Below is a listing; copy all of it exactly.
— start Material shown —
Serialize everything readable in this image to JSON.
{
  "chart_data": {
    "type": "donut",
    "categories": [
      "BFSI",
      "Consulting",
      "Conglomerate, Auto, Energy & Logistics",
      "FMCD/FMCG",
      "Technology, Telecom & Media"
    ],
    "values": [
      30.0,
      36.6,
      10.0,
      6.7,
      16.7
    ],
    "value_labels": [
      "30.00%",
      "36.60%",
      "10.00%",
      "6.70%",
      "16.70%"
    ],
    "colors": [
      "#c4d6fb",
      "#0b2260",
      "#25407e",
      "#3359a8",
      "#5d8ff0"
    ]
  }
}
— end Material shown —
-- Task solution --
Serialize everything readable in this image to JSON.
{
  "chart_data": {
    "type": "donut",
    "categories": [
      "BFSI",
      "Consulting",
      "Conglomerate, Auto, Energy & Logistics",
      "FMCD/FMCG",
      "Technology, Telecom & Media"
    ],
    "values": [
      30.0,
      36.6,
      10.0,
      6.7,
      16.7
    ],
    "value_labels": [
      "30.00%",
      "36.60%",
      "10.00%",
      "6.70%",
      "16.70%"
    ],
    "colors": [
      "#c4d6fb",
      "#0b2260",
      "#25407e",
      "#3359a8",
      "#5d8ff0"
    ]
  }
}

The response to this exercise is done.